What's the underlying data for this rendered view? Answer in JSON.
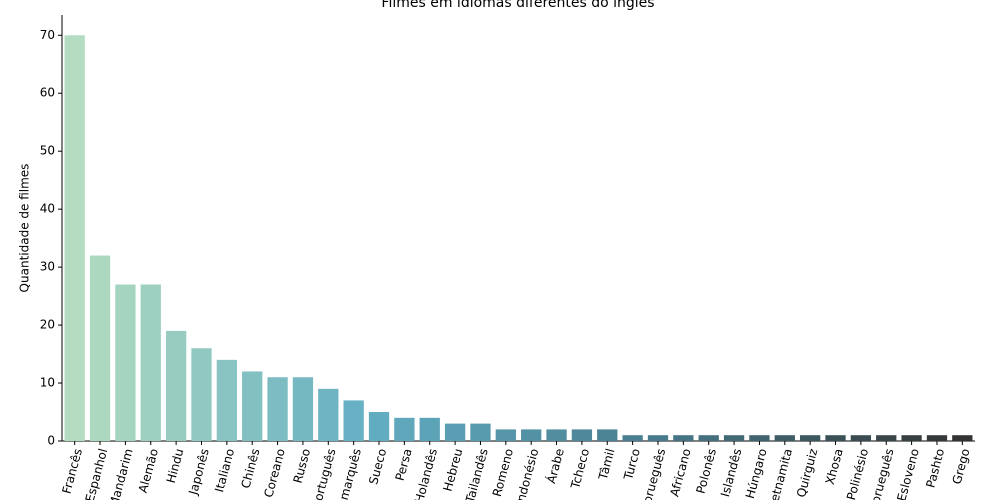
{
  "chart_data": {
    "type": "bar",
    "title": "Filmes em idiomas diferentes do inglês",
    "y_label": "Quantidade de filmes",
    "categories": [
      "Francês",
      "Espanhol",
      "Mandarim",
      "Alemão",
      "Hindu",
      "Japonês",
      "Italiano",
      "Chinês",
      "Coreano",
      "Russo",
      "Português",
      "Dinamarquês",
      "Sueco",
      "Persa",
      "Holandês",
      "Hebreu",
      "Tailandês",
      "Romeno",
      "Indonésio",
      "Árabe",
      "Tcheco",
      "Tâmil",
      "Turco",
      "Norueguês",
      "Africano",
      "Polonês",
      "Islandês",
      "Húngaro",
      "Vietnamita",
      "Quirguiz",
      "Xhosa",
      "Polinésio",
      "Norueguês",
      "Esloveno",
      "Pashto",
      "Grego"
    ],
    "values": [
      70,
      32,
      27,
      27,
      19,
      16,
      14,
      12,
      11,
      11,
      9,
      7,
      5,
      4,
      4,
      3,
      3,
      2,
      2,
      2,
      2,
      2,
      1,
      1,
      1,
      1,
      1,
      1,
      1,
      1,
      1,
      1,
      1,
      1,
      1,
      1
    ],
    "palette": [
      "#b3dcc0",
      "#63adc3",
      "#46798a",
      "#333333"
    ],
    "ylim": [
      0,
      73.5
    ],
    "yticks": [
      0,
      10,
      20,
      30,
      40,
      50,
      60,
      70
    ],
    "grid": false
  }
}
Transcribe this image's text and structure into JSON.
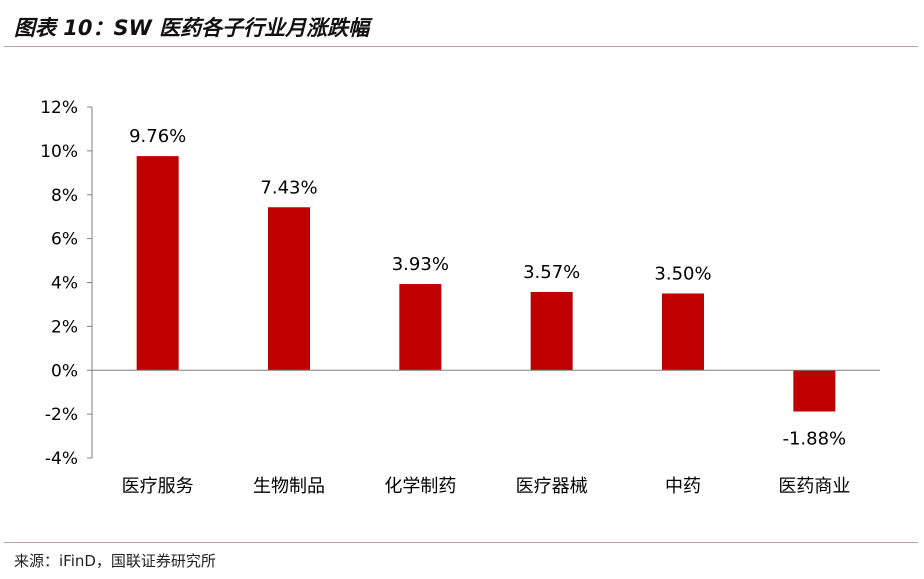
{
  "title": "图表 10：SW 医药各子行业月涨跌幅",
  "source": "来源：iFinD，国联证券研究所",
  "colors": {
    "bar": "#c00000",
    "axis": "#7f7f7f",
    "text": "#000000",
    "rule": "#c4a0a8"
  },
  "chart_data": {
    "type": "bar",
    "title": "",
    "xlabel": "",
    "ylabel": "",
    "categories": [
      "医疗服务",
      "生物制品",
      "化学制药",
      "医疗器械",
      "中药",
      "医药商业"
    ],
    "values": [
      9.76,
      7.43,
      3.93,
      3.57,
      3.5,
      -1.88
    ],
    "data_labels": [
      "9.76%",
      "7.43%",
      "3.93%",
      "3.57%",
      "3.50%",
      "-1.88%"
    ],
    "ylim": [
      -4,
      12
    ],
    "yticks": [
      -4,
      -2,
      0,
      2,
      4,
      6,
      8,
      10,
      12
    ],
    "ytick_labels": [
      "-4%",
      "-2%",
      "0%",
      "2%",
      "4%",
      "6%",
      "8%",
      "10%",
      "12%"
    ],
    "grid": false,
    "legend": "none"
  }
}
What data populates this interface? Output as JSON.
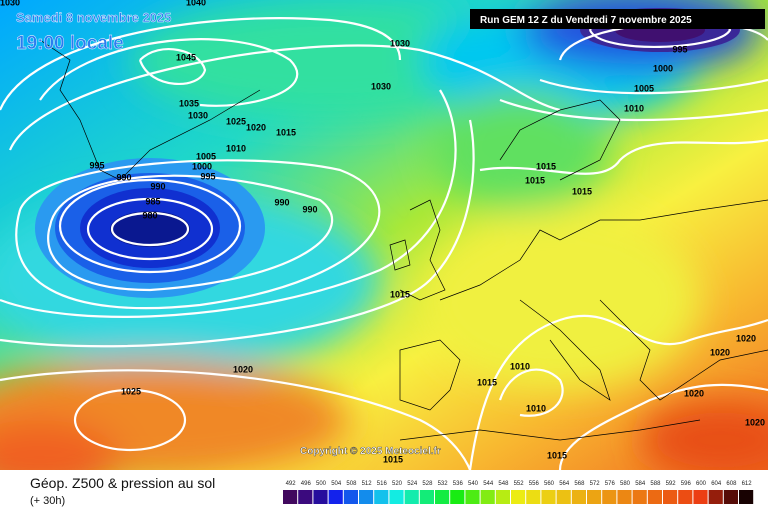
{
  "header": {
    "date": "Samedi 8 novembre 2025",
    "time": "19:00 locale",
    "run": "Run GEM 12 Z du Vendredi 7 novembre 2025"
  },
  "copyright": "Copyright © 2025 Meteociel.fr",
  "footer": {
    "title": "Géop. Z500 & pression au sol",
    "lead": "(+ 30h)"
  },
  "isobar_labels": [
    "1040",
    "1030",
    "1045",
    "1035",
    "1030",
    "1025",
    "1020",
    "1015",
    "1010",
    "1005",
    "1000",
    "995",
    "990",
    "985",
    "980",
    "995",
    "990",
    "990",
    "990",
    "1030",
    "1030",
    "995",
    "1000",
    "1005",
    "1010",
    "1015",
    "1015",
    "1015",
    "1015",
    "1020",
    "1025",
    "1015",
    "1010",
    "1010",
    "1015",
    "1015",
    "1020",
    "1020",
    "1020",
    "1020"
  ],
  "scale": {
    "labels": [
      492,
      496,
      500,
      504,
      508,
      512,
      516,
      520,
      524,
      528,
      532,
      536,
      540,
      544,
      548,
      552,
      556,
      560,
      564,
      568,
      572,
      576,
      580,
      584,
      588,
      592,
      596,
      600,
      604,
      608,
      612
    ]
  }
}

Exercise aim. Give the number of lines that carry the word "What", with nothing added.

Exercise solution. 2